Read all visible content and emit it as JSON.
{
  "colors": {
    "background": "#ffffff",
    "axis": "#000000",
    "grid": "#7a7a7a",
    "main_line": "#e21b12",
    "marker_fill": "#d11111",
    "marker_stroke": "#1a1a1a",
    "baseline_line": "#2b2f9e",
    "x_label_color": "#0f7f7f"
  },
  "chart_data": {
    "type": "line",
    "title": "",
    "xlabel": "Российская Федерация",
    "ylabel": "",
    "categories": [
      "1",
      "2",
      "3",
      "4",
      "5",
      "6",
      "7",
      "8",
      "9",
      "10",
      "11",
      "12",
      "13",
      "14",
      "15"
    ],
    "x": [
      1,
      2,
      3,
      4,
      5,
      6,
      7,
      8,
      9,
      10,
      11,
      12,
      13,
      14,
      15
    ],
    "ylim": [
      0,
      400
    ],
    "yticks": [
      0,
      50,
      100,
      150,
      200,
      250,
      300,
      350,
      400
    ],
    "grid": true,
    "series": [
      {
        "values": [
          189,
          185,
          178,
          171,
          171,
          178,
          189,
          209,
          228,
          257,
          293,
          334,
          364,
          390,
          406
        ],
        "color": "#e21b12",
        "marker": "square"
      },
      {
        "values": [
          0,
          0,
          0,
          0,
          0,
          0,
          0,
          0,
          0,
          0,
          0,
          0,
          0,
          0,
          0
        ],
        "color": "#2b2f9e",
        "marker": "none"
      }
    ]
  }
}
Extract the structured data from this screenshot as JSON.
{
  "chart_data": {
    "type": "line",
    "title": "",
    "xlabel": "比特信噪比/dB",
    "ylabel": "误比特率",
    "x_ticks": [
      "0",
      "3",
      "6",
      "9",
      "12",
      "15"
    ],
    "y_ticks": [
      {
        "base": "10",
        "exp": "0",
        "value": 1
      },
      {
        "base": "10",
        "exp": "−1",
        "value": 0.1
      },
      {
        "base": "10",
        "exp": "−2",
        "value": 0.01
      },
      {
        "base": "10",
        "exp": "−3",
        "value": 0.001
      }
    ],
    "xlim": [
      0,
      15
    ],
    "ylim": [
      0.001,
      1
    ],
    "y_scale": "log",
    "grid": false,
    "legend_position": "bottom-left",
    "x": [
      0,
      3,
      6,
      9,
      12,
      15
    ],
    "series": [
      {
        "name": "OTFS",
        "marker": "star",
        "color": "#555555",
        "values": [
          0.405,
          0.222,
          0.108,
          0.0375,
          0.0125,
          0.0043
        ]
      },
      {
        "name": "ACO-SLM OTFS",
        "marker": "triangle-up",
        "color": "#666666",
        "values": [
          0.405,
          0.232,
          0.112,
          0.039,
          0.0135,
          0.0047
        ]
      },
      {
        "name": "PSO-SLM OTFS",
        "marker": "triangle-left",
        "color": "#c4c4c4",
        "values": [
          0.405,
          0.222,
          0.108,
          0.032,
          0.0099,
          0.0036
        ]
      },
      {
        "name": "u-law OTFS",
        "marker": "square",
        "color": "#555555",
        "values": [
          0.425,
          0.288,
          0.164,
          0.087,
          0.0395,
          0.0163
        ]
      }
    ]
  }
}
============
= TO BE DONE =
Transcribe each entry exactly.

= FINISHED ANSWER =
Read all visible content and emit it as JSON.
{
  "colors": {
    "background": "#ffffff",
    "axis": "#000000",
    "grid": "#7a7a7a",
    "main_line": "#e21b12",
    "marker_fill": "#d11111",
    "marker_stroke": "#1a1a1a",
    "baseline_line": "#2b2f9e",
    "x_label_color": "#0f7f7f"
  },
  "chart_data": {
    "type": "line",
    "title": "",
    "xlabel": "Российская Федерация",
    "ylabel": "",
    "categories": [
      "1",
      "2",
      "3",
      "4",
      "5",
      "6",
      "7",
      "8",
      "9",
      "10",
      "11",
      "12",
      "13",
      "14",
      "15"
    ],
    "x": [
      1,
      2,
      3,
      4,
      5,
      6,
      7,
      8,
      9,
      10,
      11,
      12,
      13,
      14,
      15
    ],
    "ylim": [
      0,
      400
    ],
    "yticks": [
      0,
      50,
      100,
      150,
      200,
      250,
      300,
      350,
      400
    ],
    "grid": true,
    "series": [
      {
        "values": [
          189,
          185,
          178,
          171,
          171,
          178,
          189,
          209,
          228,
          257,
          293,
          334,
          364,
          390,
          406
        ],
        "color": "#e21b12",
        "marker": "square"
      },
      {
        "values": [
          0,
          0,
          0,
          0,
          0,
          0,
          0,
          0,
          0,
          0,
          0,
          0,
          0,
          0,
          0
        ],
        "color": "#2b2f9e",
        "marker": "none"
      }
    ]
  }
}
Extract the structured data from this screenshot as JSON.
{
  "chart_data": {
    "type": "line",
    "title": "",
    "xlabel": "比特信噪比/dB",
    "ylabel": "误比特率",
    "x_ticks": [
      "0",
      "3",
      "6",
      "9",
      "12",
      "15"
    ],
    "y_ticks": [
      {
        "base": "10",
        "exp": "0",
        "value": 1
      },
      {
        "base": "10",
        "exp": "−1",
        "value": 0.1
      },
      {
        "base": "10",
        "exp": "−2",
        "value": 0.01
      },
      {
        "base": "10",
        "exp": "−3",
        "value": 0.001
      }
    ],
    "xlim": [
      0,
      15
    ],
    "ylim": [
      0.001,
      1
    ],
    "y_scale": "log",
    "grid": false,
    "legend_position": "bottom-left",
    "x": [
      0,
      3,
      6,
      9,
      12,
      15
    ],
    "series": [
      {
        "name": "OTFS",
        "marker": "star",
        "color": "#555555",
        "values": [
          0.405,
          0.222,
          0.108,
          0.0375,
          0.0125,
          0.0043
        ]
      },
      {
        "name": "ACO-SLM OTFS",
        "marker": "triangle-up",
        "color": "#666666",
        "values": [
          0.405,
          0.232,
          0.112,
          0.039,
          0.0135,
          0.0047
        ]
      },
      {
        "name": "PSO-SLM OTFS",
        "marker": "triangle-left",
        "color": "#c4c4c4",
        "values": [
          0.405,
          0.222,
          0.108,
          0.032,
          0.0099,
          0.0036
        ]
      },
      {
        "name": "u-law OTFS",
        "marker": "square",
        "color": "#555555",
        "values": [
          0.425,
          0.288,
          0.164,
          0.087,
          0.0395,
          0.0163
        ]
      }
    ]
  }
}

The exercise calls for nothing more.